[BEGIN Dataset content]
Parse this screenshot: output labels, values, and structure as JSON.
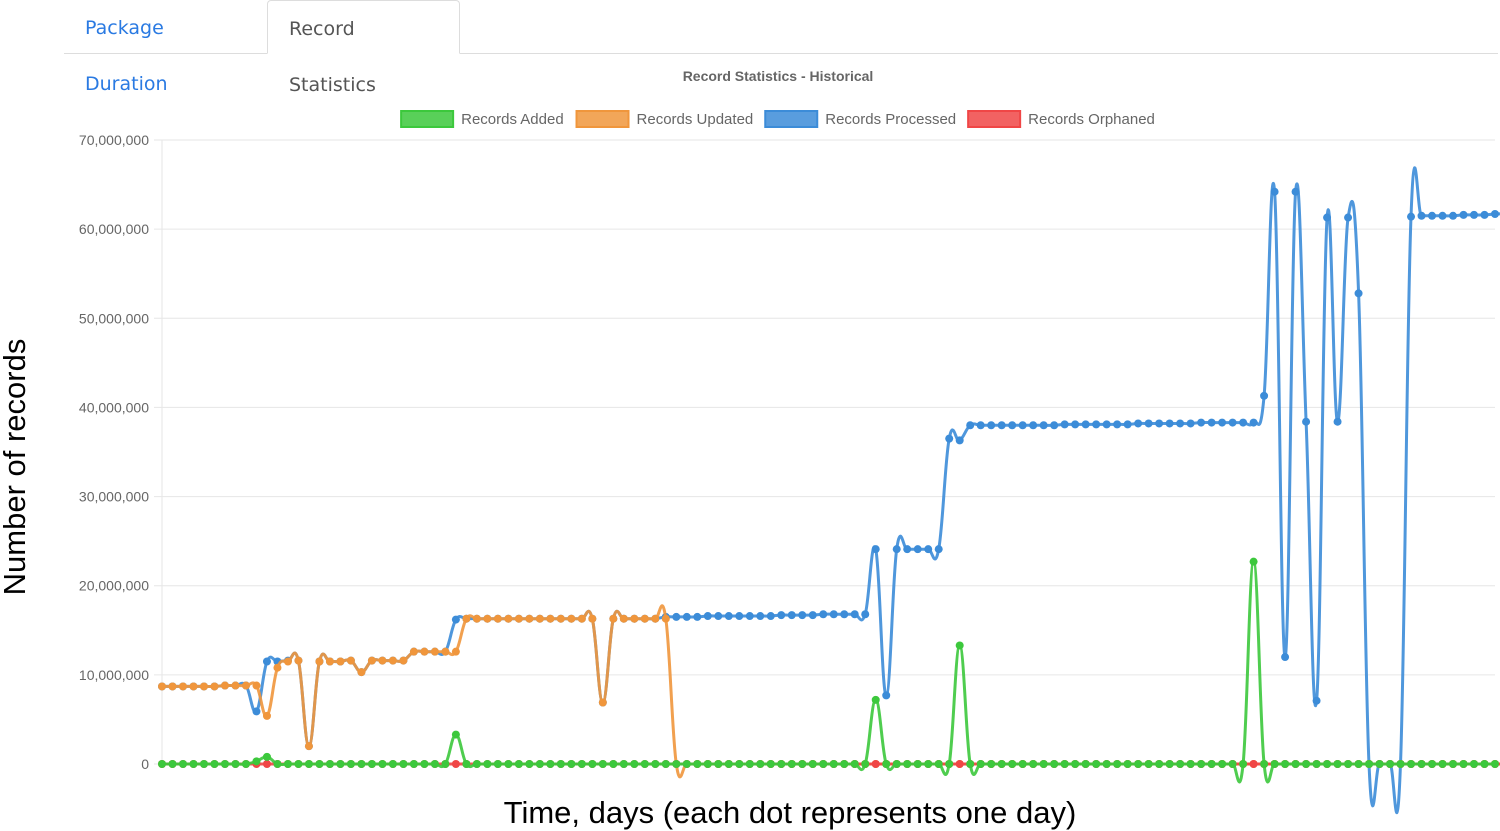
{
  "tabs": [
    {
      "label": "Package Duration"
    },
    {
      "label": "Record Statistics"
    }
  ],
  "chart_data": {
    "type": "line",
    "title": "Record Statistics - Historical",
    "xlabel": "Time, days (each dot represents one day)",
    "ylabel": "Number of records",
    "ylim": [
      0,
      70000000
    ],
    "yticks": [
      {
        "value": 0,
        "label": "0"
      },
      {
        "value": 10000000,
        "label": "10,000,000"
      },
      {
        "value": 20000000,
        "label": "20,000,000"
      },
      {
        "value": 30000000,
        "label": "30,000,000"
      },
      {
        "value": 40000000,
        "label": "40,000,000"
      },
      {
        "value": 50000000,
        "label": "50,000,000"
      },
      {
        "value": 60000000,
        "label": "60,000,000"
      },
      {
        "value": 70000000,
        "label": "70,000,000"
      }
    ],
    "grid": true,
    "legend_position": "top",
    "series": [
      {
        "name": "Records Added",
        "color": "#3cc83c",
        "values": [
          0,
          0,
          0,
          0,
          0,
          0,
          0,
          0,
          0,
          300000,
          800000,
          0,
          0,
          0,
          0,
          0,
          0,
          0,
          0,
          0,
          0,
          0,
          0,
          0,
          0,
          0,
          0,
          0,
          3300000,
          0,
          0,
          0,
          0,
          0,
          0,
          0,
          0,
          0,
          0,
          0,
          0,
          0,
          0,
          0,
          0,
          0,
          0,
          0,
          0,
          0,
          0,
          0,
          0,
          0,
          0,
          0,
          0,
          0,
          0,
          0,
          0,
          0,
          0,
          0,
          0,
          0,
          0,
          0,
          7200000,
          0,
          0,
          0,
          0,
          0,
          0,
          0,
          13300000,
          0,
          0,
          0,
          0,
          0,
          0,
          0,
          0,
          0,
          0,
          0,
          0,
          0,
          0,
          0,
          0,
          0,
          0,
          0,
          0,
          0,
          0,
          0,
          0,
          0,
          0,
          0,
          22700000,
          0,
          0,
          0,
          0,
          0,
          0,
          0,
          0,
          0,
          0,
          0,
          0,
          0,
          0,
          0,
          0,
          0,
          0,
          0,
          0,
          0,
          0,
          0
        ]
      },
      {
        "name": "Records Updated",
        "color": "#f0963c",
        "values": [
          8700000,
          8700000,
          8700000,
          8700000,
          8700000,
          8700000,
          8800000,
          8800000,
          8800000,
          8800000,
          5400000,
          10800000,
          11500000,
          11600000,
          2000000,
          11500000,
          11500000,
          11500000,
          11600000,
          10300000,
          11600000,
          11600000,
          11600000,
          11600000,
          12600000,
          12600000,
          12600000,
          12600000,
          12600000,
          16300000,
          16300000,
          16300000,
          16300000,
          16300000,
          16300000,
          16300000,
          16300000,
          16300000,
          16300000,
          16300000,
          16300000,
          16300000,
          6900000,
          16300000,
          16300000,
          16300000,
          16300000,
          16300000,
          16300000,
          0,
          0,
          0,
          0,
          0,
          0,
          0,
          0,
          0,
          0,
          0,
          0,
          0,
          0,
          0,
          0,
          0,
          0,
          0,
          0,
          0,
          0,
          0,
          0,
          0,
          0,
          0,
          0,
          0,
          0,
          0,
          0,
          0,
          0,
          0,
          0,
          0,
          0,
          0,
          0,
          0,
          0,
          0,
          0,
          0,
          0,
          0,
          0,
          0,
          0,
          0,
          0,
          0,
          0,
          0,
          0,
          0,
          0,
          0,
          0,
          0,
          0,
          0,
          0,
          0,
          0,
          0,
          0,
          0,
          0,
          0,
          0,
          0,
          0,
          0,
          0,
          0,
          0,
          0,
          0,
          0,
          0
        ]
      },
      {
        "name": "Records Processed",
        "color": "#3c8cd8",
        "values": [
          8700000,
          8700000,
          8700000,
          8700000,
          8700000,
          8700000,
          8800000,
          8800000,
          8800000,
          5900000,
          11500000,
          11500000,
          11600000,
          11600000,
          2000000,
          11500000,
          11500000,
          11500000,
          11600000,
          10300000,
          11600000,
          11600000,
          11600000,
          11600000,
          12600000,
          12600000,
          12600000,
          12600000,
          16200000,
          16300000,
          16300000,
          16300000,
          16300000,
          16300000,
          16300000,
          16300000,
          16300000,
          16300000,
          16300000,
          16300000,
          16300000,
          16300000,
          6900000,
          16300000,
          16300000,
          16300000,
          16300000,
          16300000,
          16500000,
          16500000,
          16500000,
          16500000,
          16600000,
          16600000,
          16600000,
          16600000,
          16600000,
          16600000,
          16600000,
          16700000,
          16700000,
          16700000,
          16700000,
          16800000,
          16800000,
          16800000,
          16800000,
          16800000,
          24100000,
          7700000,
          24100000,
          24100000,
          24100000,
          24100000,
          24100000,
          36500000,
          36300000,
          38000000,
          38000000,
          38000000,
          38000000,
          38000000,
          38000000,
          38000000,
          38000000,
          38000000,
          38100000,
          38100000,
          38100000,
          38100000,
          38100000,
          38100000,
          38100000,
          38200000,
          38200000,
          38200000,
          38200000,
          38200000,
          38200000,
          38300000,
          38300000,
          38300000,
          38300000,
          38300000,
          38300000,
          41300000,
          64200000,
          12000000,
          64200000,
          38400000,
          7100000,
          61300000,
          38400000,
          61300000,
          52800000,
          0,
          0,
          0,
          0,
          61400000,
          61500000,
          61500000,
          61500000,
          61500000,
          61600000,
          61600000,
          61600000,
          61700000,
          61700000,
          61700000,
          61700000,
          61700000
        ]
      },
      {
        "name": "Records Orphaned",
        "color": "#f04646",
        "values": [
          0,
          0,
          0,
          0,
          0,
          0,
          0,
          0,
          0,
          0,
          0,
          0,
          0,
          0,
          0,
          0,
          0,
          0,
          0,
          0,
          0,
          0,
          0,
          0,
          0,
          0,
          0,
          0,
          0,
          0,
          0,
          0,
          0,
          0,
          0,
          0,
          0,
          0,
          0,
          0,
          0,
          0,
          0,
          0,
          0,
          0,
          0,
          0,
          0,
          0,
          0,
          0,
          0,
          0,
          0,
          0,
          0,
          0,
          0,
          0,
          0,
          0,
          0,
          0,
          0,
          0,
          0,
          0,
          0,
          0,
          0,
          0,
          0,
          0,
          0,
          0,
          0,
          0,
          0,
          0,
          0,
          0,
          0,
          0,
          0,
          0,
          0,
          0,
          0,
          0,
          0,
          0,
          0,
          0,
          0,
          0,
          0,
          0,
          0,
          0,
          0,
          0,
          0,
          0,
          0,
          0,
          0,
          0,
          0,
          0,
          0,
          0,
          0,
          0,
          0,
          0,
          0,
          0,
          0,
          0,
          0,
          0,
          0,
          0,
          0,
          0,
          0,
          0,
          0,
          0,
          0
        ]
      }
    ]
  }
}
[END Dataset content]
Description of the task –
Identify the lines of the data that contain the word "color". Copy each of them.

Result for this task –
        "color": "#3cc83c",
        "color": "#f0963c",
        "color": "#3c8cd8",
        "color": "#f04646",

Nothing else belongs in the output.